[Collection entries]
■ ■ ■ ■ ■ ■ ■
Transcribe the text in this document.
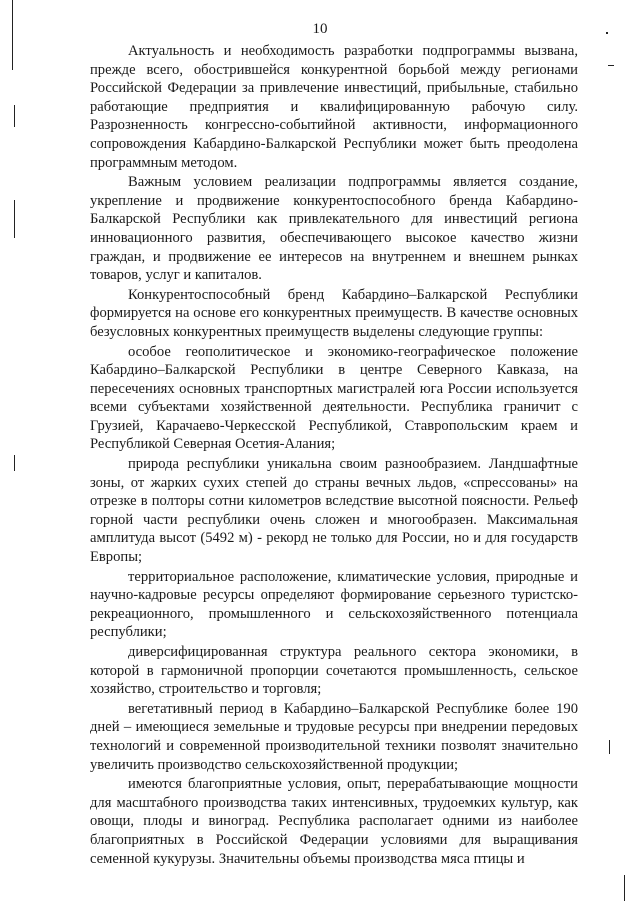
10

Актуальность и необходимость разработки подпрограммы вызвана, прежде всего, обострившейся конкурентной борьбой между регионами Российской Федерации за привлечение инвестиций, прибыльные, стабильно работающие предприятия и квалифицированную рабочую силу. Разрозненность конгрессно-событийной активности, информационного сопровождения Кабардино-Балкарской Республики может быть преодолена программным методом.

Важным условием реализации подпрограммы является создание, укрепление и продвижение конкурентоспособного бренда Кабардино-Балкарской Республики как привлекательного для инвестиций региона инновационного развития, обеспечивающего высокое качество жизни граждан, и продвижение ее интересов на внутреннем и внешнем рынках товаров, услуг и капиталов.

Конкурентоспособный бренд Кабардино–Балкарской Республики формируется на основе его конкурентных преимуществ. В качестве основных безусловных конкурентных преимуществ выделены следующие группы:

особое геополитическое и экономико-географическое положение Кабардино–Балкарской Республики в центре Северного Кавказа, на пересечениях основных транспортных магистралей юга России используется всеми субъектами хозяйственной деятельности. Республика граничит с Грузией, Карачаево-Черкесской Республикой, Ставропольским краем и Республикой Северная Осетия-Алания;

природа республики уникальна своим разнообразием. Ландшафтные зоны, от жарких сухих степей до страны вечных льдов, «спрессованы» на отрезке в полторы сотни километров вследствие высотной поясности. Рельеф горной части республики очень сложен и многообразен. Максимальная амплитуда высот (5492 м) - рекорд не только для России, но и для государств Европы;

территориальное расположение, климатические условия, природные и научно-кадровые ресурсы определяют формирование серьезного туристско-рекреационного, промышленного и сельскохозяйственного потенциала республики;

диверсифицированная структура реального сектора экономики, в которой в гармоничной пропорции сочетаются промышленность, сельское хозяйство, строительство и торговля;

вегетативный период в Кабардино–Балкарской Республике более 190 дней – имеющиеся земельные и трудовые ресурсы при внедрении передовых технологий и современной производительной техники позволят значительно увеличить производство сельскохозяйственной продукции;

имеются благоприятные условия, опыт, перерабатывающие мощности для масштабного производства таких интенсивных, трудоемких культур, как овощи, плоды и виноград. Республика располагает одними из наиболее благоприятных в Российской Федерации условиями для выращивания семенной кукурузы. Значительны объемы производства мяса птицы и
■ ■ ■ ■ ■ ■ ■
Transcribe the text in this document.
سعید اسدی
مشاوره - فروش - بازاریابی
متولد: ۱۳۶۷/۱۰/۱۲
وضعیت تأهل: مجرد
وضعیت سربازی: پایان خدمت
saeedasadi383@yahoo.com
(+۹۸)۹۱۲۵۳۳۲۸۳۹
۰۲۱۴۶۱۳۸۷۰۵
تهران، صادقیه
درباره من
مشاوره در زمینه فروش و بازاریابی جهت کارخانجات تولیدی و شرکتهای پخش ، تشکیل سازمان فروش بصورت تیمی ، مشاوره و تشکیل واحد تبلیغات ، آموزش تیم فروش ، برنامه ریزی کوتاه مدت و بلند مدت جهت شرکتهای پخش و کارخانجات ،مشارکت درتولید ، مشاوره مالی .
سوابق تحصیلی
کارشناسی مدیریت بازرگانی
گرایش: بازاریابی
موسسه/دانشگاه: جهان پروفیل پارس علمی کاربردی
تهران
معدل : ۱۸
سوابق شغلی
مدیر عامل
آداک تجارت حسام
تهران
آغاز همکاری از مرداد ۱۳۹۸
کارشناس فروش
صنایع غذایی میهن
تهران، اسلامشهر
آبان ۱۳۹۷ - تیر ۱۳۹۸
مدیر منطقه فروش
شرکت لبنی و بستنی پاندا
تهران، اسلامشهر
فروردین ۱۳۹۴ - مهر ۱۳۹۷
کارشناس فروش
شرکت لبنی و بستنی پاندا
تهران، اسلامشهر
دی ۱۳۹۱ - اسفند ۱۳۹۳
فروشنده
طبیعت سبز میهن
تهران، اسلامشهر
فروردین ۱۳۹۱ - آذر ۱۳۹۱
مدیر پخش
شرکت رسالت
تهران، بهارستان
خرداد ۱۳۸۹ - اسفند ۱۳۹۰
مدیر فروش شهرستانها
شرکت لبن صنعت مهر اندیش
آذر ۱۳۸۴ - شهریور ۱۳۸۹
■ ■ ■ ■ ■ ■ ■
STATED GOAL >>
Look through the records and gather each line with the word "مشاوره".

ANSWER FOR THE TASK >>
مشاوره - فروش - بازاریابی
مشاوره در زمینه فروش و بازاریابی جهت کارخانجات تولیدی و شرکتهای پخش ، تشکیل سازمان فروش بصورت تیمی ، مشاوره و تشکیل واحد تبلیغات ، آموزش تیم فروش ، برنامه ریزی کوتاه مدت و بلند مدت جهت شرکتهای پخش و کارخانجات ،مشارکت درتولید ، مشاوره مالی .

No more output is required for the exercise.